• _Problem description_:
Restate the listing below word for word, omitting any images.

• _Extracted records_:
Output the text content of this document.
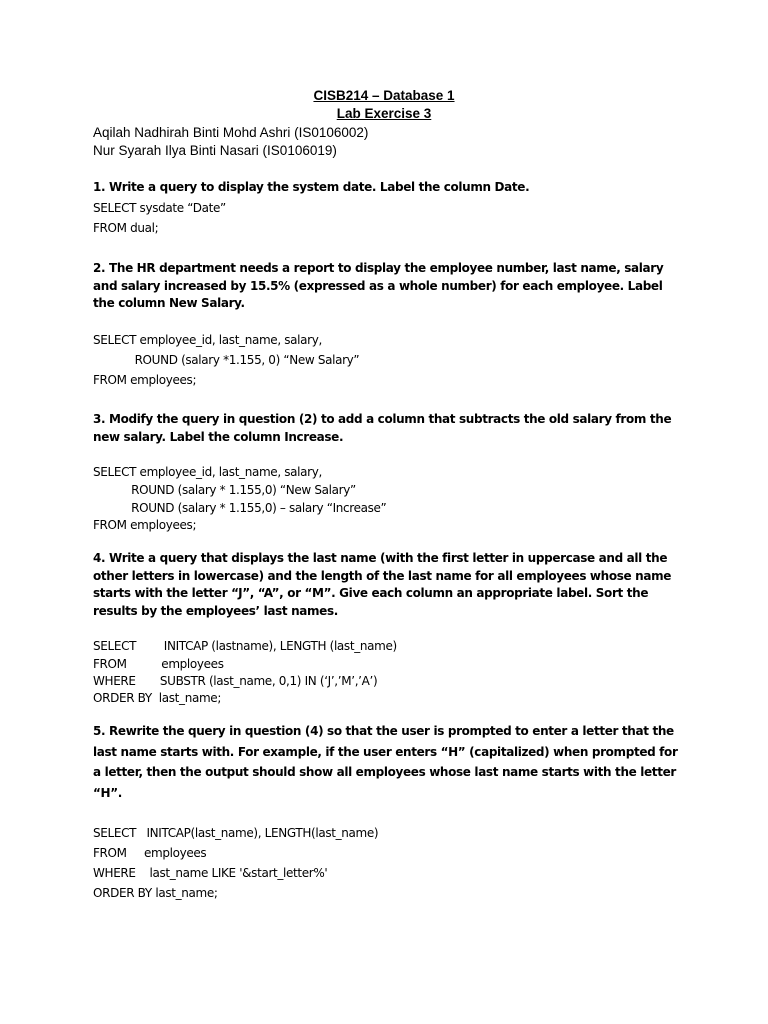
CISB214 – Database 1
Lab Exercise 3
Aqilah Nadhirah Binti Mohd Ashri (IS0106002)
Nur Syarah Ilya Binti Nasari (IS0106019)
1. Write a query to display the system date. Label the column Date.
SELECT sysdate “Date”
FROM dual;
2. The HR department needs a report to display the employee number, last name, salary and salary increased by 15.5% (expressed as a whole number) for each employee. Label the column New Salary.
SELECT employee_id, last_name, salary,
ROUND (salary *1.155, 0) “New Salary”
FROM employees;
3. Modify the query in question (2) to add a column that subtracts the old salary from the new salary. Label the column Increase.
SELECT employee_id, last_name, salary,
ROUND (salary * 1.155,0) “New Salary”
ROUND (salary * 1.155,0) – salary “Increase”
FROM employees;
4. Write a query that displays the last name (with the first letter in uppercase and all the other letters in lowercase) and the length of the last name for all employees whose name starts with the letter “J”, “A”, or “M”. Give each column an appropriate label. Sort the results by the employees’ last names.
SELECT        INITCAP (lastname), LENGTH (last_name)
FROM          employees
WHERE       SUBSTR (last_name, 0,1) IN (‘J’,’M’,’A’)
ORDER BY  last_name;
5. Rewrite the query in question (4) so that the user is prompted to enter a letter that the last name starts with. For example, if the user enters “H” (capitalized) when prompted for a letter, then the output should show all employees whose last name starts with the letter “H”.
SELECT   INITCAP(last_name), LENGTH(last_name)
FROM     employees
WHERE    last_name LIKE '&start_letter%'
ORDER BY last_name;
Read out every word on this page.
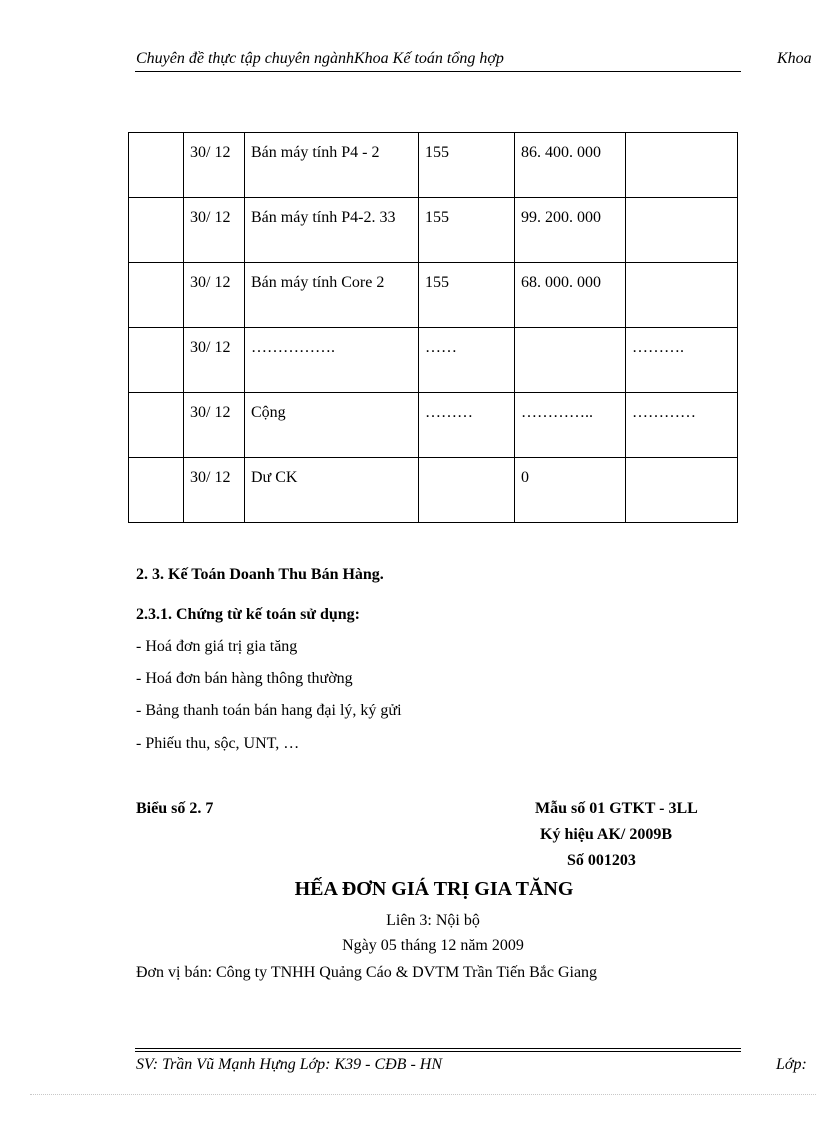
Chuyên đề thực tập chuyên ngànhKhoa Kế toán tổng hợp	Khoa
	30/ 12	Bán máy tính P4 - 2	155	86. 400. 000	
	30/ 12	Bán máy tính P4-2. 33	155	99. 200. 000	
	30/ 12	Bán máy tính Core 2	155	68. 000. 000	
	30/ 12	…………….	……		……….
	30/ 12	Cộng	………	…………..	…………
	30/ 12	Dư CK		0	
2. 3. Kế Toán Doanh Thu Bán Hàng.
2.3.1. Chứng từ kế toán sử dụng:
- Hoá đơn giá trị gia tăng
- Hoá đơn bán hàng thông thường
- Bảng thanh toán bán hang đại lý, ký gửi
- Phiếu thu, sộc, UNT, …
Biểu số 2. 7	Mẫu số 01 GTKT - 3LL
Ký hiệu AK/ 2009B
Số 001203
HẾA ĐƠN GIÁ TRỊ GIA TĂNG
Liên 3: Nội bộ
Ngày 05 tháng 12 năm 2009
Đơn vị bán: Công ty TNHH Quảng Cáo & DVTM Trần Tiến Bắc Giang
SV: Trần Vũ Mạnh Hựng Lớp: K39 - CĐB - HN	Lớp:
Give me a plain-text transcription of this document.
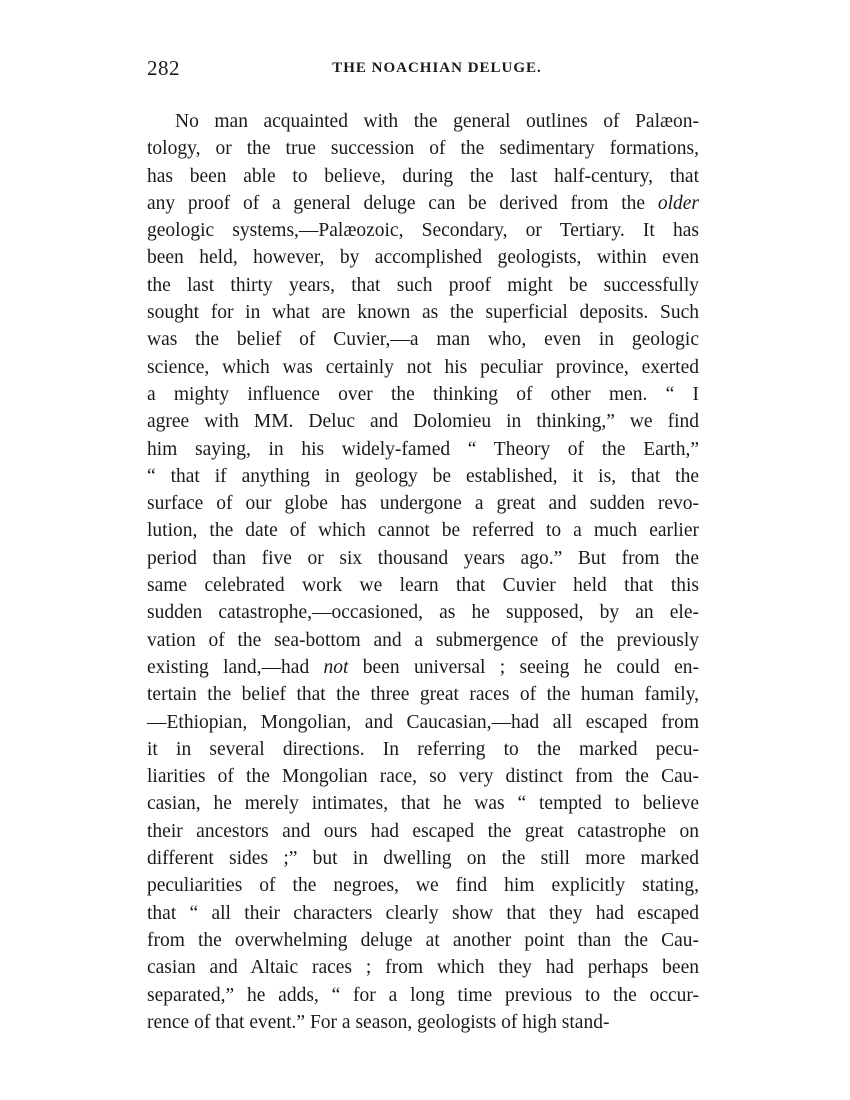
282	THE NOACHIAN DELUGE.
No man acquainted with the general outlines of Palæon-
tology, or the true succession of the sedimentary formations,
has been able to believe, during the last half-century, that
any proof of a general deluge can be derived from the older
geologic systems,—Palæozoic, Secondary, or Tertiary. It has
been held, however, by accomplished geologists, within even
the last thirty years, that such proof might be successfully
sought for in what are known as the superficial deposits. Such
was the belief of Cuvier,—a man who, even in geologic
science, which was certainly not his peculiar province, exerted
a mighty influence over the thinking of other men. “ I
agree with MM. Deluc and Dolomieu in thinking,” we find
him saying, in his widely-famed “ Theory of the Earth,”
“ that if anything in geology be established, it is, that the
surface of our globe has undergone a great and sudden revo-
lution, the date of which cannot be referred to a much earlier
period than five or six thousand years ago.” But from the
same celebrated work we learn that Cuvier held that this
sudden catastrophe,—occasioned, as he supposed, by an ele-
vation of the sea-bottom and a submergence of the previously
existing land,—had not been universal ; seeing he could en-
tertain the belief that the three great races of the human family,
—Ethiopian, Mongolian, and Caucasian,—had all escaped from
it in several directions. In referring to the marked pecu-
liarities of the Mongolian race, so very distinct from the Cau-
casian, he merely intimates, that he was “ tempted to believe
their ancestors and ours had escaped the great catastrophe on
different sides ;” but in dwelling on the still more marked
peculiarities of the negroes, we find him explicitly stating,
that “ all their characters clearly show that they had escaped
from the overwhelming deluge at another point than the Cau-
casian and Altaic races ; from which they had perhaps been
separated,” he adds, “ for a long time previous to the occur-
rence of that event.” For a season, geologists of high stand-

• _Output below_:
Output the text content of this document.
CISB214 – Database 1
Lab Exercise 3
Aqilah Nadhirah Binti Mohd Ashri (IS0106002)
Nur Syarah Ilya Binti Nasari (IS0106019)
1. Write a query to display the system date. Label the column Date.
SELECT sysdate “Date”
FROM dual;
2. The HR department needs a report to display the employee number, last name, salary and salary increased by 15.5% (expressed as a whole number) for each employee. Label the column New Salary.
SELECT employee_id, last_name, salary,
ROUND (salary *1.155, 0) “New Salary”
FROM employees;
3. Modify the query in question (2) to add a column that subtracts the old salary from the new salary. Label the column Increase.
SELECT employee_id, last_name, salary,
ROUND (salary * 1.155,0) “New Salary”
ROUND (salary * 1.155,0) – salary “Increase”
FROM employees;
4. Write a query that displays the last name (with the first letter in uppercase and all the other letters in lowercase) and the length of the last name for all employees whose name starts with the letter “J”, “A”, or “M”. Give each column an appropriate label. Sort the results by the employees’ last names.
SELECT        INITCAP (lastname), LENGTH (last_name)
FROM          employees
WHERE       SUBSTR (last_name, 0,1) IN (‘J’,’M’,’A’)
ORDER BY  last_name;
5. Rewrite the query in question (4) so that the user is prompted to enter a letter that the last name starts with. For example, if the user enters “H” (capitalized) when prompted for a letter, then the output should show all employees whose last name starts with the letter “H”.
SELECT   INITCAP(last_name), LENGTH(last_name)
FROM     employees
WHERE    last_name LIKE '&start_letter%'
ORDER BY last_name;
Read out every word on this page.
Chuyên đề thực tập chuyên ngànhKhoa Kế toán tổng hợp	Khoa
	30/ 12	Bán máy tính P4 - 2	155	86. 400. 000	
	30/ 12	Bán máy tính P4-2. 33	155	99. 200. 000	
	30/ 12	Bán máy tính Core 2	155	68. 000. 000	
	30/ 12	…………….	……		……….
	30/ 12	Cộng	………	…………..	…………
	30/ 12	Dư CK		0	
2. 3. Kế Toán Doanh Thu Bán Hàng.
2.3.1. Chứng từ kế toán sử dụng:
- Hoá đơn giá trị gia tăng
- Hoá đơn bán hàng thông thường
- Bảng thanh toán bán hang đại lý, ký gửi
- Phiếu thu, sộc, UNT, …
Biểu số 2. 7	Mẫu số 01 GTKT - 3LL
Ký hiệu AK/ 2009B
Số 001203
HẾA ĐƠN GIÁ TRỊ GIA TĂNG
Liên 3: Nội bộ
Ngày 05 tháng 12 năm 2009
Đơn vị bán: Công ty TNHH Quảng Cáo & DVTM Trần Tiến Bắc Giang
SV: Trần Vũ Mạnh Hựng Lớp: K39 - CĐB - HN	Lớp:
Give me a plain-text transcription of this document.
282	THE NOACHIAN DELUGE.
No man acquainted with the general outlines of Palæon-
tology, or the true succession of the sedimentary formations,
has been able to believe, during the last half-century, that
any proof of a general deluge can be derived from the older
geologic systems,—Palæozoic, Secondary, or Tertiary. It has
been held, however, by accomplished geologists, within even
the last thirty years, that such proof might be successfully
sought for in what are known as the superficial deposits. Such
was the belief of Cuvier,—a man who, even in geologic
science, which was certainly not his peculiar province, exerted
a mighty influence over the thinking of other men. “ I
agree with MM. Deluc and Dolomieu in thinking,” we find
him saying, in his widely-famed “ Theory of the Earth,”
“ that if anything in geology be established, it is, that the
surface of our globe has undergone a great and sudden revo-
lution, the date of which cannot be referred to a much earlier
period than five or six thousand years ago.” But from the
same celebrated work we learn that Cuvier held that this
sudden catastrophe,—occasioned, as he supposed, by an ele-
vation of the sea-bottom and a submergence of the previously
existing land,—had not been universal ; seeing he could en-
tertain the belief that the three great races of the human family,
—Ethiopian, Mongolian, and Caucasian,—had all escaped from
it in several directions. In referring to the marked pecu-
liarities of the Mongolian race, so very distinct from the Cau-
casian, he merely intimates, that he was “ tempted to believe
their ancestors and ours had escaped the great catastrophe on
different sides ;” but in dwelling on the still more marked
peculiarities of the negroes, we find him explicitly stating,
that “ all their characters clearly show that they had escaped
from the overwhelming deluge at another point than the Cau-
casian and Altaic races ; from which they had perhaps been
separated,” he adds, “ for a long time previous to the occur-
rence of that event.” For a season, geologists of high stand-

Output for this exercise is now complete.